## [RECORDS FOR THIS EXERCISE]
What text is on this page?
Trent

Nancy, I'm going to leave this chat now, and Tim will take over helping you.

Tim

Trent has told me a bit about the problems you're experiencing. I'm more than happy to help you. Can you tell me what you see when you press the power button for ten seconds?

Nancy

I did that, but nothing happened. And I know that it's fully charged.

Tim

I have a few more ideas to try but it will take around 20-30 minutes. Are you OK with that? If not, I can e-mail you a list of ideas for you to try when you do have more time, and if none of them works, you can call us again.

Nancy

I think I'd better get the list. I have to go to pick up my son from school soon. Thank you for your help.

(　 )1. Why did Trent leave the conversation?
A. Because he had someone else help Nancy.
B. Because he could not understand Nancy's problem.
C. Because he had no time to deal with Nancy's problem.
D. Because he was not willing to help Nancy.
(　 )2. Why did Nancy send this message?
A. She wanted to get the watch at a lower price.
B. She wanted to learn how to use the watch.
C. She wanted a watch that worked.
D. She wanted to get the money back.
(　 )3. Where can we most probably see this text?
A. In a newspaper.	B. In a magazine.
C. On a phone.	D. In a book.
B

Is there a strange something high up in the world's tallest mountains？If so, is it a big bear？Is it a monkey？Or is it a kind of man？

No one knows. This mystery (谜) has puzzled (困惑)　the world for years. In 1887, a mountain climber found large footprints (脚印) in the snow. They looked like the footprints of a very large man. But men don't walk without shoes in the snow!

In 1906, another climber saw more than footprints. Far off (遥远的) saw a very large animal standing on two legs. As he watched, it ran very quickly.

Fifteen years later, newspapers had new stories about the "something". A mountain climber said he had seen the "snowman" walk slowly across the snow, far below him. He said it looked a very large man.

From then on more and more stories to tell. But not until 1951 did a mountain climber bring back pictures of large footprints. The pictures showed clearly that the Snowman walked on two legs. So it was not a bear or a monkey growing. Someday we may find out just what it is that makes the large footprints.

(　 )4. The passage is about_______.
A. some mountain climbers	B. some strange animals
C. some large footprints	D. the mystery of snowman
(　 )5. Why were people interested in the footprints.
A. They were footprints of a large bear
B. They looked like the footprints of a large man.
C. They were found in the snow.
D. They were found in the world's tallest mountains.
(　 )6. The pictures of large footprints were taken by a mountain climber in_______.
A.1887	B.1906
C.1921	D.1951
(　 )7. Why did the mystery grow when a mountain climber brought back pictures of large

## [PROBLEM TO WORK ON]
Extract all the entries word for word.

## [ANSWER TO THIS PROBLEM]
What text is on this page?
Trent

Nancy, I'm going to leave this chat now, and Tim will take over helping you.

Tim

Trent has told me a bit about the problems you're experiencing. I'm more than happy to help you. Can you tell me what you see when you press the power button for ten seconds?

Nancy

I did that, but nothing happened. And I know that it's fully charged.

Tim

I have a few more ideas to try but it will take around 20-30 minutes. Are you OK with that? If not, I can e-mail you a list of ideas for you to try when you do have more time, and if none of them works, you can call us again.

Nancy

I think I'd better get the list. I have to go to pick up my son from school soon. Thank you for your help.

(　 )1. Why did Trent leave the conversation?
A. Because he had someone else help Nancy.
B. Because he could not understand Nancy's problem.
C. Because he had no time to deal with Nancy's problem.
D. Because he was not willing to help Nancy.
(　 )2. Why did Nancy send this message?
A. She wanted to get the watch at a lower price.
B. She wanted to learn how to use the watch.
C. She wanted a watch that worked.
D. She wanted to get the money back.
(　 )3. Where can we most probably see this text?
A. In a newspaper.	B. In a magazine.
C. On a phone.	D. In a book.
B

Is there a strange something high up in the world's tallest mountains？If so, is it a big bear？Is it a monkey？Or is it a kind of man？

No one knows. This mystery (谜) has puzzled (困惑)　the world for years. In 1887, a mountain climber found large footprints (脚印) in the snow. They looked like the footprints of a very large man. But men don't walk without shoes in the snow!

In 1906, another climber saw more than footprints. Far off (遥远的) saw a very large animal standing on two legs. As he watched, it ran very quickly.

Fifteen years later, newspapers had new stories about the "something". A mountain climber said he had seen the "snowman" walk slowly across the snow, far below him. He said it looked a very large man.

From then on more and more stories to tell. But not until 1951 did a mountain climber bring back pictures of large footprints. The pictures showed clearly that the Snowman walked on two legs. So it was not a bear or a monkey growing. Someday we may find out just what it is that makes the large footprints.

(　 )4. The passage is about_______.
A. some mountain climbers	B. some strange animals
C. some large footprints	D. the mystery of snowman
(　 )5. Why were people interested in the footprints.
A. They were footprints of a large bear
B. They looked like the footprints of a large man.
C. They were found in the snow.
D. They were found in the world's tallest mountains.
(　 )6. The pictures of large footprints were taken by a mountain climber in_______.
A.1887	B.1906
C.1921	D.1951
(　 )7. Why did the mystery grow when a mountain climber brought back pictures of large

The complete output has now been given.